In closing this chapter I will say that Hosea occupies a period of transition in developing the messianic idea from the earlier prophets to Micah and Isaiah, in whose writings abounds the messianic element:
(1) Hosea, like Amos, predicts the destruction of the kingdom of Israel, but he looks beyond it to a brighter day, when the children of Israel will be as the sand of the sea in number, will be accepted of Jehovah as sons and daughters, and Judah and Israel will have one head, Christ (Hos. 1:10-2:1, et al).
(2) Hosea’s experience with an unfaithful wife is an object lesson of God’s forgiveness of Israel. Their spiritual adultery must lead them into exile but Jehovah will betroth Israel to himself in righteousness, and take the Gentiles into the same covenant (Hos. 2:2-3:5; Romans 9:25-26).
(3) Hosea 11:1 was fulfilled in the return of Joseph and Mary from Egypt with the babe, Jesus (Matthew 2:15). So Jesus the antitype of Adam, Israel, and David.
(4) Hosea 11:8-11 expresses Jehovah’s promise to restore Israel.
(5) Hosea 13:14 is a messianic promise foreshadowing the resurrection.
(6) Hosea 14:1-8 is a messianic promise of Israel’s final repentance, God’s reinstatement of them and their abundant blessings in the millennium.
I quote Dr. Sampey: In general, the earlier prophets describe clearly a terrible captivity of Jehovah’s people, to be followed by a return to their own land, where they were to enjoy the divine blessing. The everlasting love and compassion of Jehovah are repeatedly described, and the future enlargement of Israel is clearly set forth. The person of Messiah, however, is not distinctly brought before the reader. Isaiah and Micah will have much to say of the character and work of the Messaih Himself
QUESTIONS
1. What the character of this division, as contrasted with the first three chapters of Hosea?
2. What Jehovah’s controversy with Israel as set forth in Hosea 4:1-5?
3. Why the verdict of destruction, as set forth in Hosea 4:6-10?

> **Records provided**:
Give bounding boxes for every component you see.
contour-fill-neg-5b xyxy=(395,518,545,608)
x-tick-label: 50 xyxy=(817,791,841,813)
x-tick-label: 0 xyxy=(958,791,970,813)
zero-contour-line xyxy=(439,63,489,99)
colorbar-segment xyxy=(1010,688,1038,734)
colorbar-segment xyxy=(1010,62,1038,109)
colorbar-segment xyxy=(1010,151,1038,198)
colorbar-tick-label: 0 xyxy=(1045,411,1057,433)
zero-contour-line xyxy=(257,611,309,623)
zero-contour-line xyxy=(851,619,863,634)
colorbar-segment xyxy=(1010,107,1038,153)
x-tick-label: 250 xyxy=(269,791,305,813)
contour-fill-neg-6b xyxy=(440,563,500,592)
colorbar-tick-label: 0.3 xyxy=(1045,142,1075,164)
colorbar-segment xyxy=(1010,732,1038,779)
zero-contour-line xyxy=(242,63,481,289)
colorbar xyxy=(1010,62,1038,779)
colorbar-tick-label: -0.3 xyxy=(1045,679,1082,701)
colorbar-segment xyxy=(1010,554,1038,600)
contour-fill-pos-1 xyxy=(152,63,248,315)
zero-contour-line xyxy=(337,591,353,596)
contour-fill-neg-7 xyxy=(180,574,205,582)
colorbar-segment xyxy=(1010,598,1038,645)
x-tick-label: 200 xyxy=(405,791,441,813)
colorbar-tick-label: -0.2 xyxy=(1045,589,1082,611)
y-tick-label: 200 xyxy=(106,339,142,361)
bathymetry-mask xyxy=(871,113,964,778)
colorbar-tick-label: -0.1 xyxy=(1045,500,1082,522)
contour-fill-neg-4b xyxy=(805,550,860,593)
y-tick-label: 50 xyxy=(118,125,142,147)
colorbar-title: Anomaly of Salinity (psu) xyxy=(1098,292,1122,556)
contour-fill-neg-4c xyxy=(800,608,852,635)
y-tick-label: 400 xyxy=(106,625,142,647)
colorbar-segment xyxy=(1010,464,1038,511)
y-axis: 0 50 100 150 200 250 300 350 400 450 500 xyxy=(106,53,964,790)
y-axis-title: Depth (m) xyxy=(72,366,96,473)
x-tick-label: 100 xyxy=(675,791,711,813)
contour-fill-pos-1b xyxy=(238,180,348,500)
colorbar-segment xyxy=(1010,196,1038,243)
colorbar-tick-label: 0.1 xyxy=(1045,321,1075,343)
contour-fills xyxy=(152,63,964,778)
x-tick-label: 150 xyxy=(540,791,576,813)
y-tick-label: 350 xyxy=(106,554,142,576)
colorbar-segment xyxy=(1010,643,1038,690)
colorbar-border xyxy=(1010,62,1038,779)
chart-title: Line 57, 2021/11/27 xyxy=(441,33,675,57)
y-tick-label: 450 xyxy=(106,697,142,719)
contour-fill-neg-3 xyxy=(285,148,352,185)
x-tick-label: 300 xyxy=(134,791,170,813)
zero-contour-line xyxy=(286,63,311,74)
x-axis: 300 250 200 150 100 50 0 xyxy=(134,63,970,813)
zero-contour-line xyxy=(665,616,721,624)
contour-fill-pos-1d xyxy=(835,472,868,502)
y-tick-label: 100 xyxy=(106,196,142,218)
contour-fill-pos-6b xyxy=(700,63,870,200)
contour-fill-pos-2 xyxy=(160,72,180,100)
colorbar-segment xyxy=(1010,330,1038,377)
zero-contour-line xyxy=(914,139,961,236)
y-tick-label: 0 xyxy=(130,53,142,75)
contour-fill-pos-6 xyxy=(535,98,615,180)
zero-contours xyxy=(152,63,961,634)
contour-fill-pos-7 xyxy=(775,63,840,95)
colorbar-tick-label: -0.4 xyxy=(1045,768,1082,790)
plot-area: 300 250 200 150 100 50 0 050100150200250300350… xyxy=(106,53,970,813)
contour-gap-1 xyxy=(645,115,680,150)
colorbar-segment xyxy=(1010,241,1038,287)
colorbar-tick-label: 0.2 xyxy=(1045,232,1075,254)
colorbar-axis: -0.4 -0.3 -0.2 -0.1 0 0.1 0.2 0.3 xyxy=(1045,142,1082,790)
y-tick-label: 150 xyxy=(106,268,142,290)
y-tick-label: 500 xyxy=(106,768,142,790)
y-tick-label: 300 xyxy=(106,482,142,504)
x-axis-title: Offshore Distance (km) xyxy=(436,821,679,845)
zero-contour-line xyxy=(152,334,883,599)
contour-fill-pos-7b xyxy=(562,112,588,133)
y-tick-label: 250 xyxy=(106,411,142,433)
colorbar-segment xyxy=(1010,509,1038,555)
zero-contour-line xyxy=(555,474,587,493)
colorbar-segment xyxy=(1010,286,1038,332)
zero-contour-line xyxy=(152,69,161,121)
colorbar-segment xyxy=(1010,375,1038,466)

> **The problem**: Continue the passage on Hosea's messianic teaching from its final line. The listing has no connection to the passage on Hosea.

> **Task output**:
4. What two practices are named together in Hosea 4:11-14, and what their effect upon the mind of man?
5. What warning to Judah in Hosea 4:15-19?
6. What the notable things in the address of Hosea 5:1-7?
7. What the significance and the application of the cornet and trumpet in Hosea 5:8-15?
8. What the interpretation and application of Hosea 6:1-3?
9. Paraphrase Hosea 6:4-11 so as to show its interpretation and application.
10. What the charges against Israel in Hosea 7:1-16?
11. How does the prophet pronounce judgment and what the significance in each case (Hosea 8:1-14)?
12. Describe these judgments in detail as given in Hosea 9.
13. State briefly the prophet’s recapitulation and appeal (Hosea 10:1-15).
14. What things in Hosea 10 need special explanation, and what the explanation in each case?
15. According to our brief outline what the title of section Hosea 11:1-14:8, and what in general, are its contents?
16. What the general features of the message of Jehovah?
17. What the general features of the prophet’s interpolations?
18. What, in general, is Jehovah’s message in Hosea 11:1-11?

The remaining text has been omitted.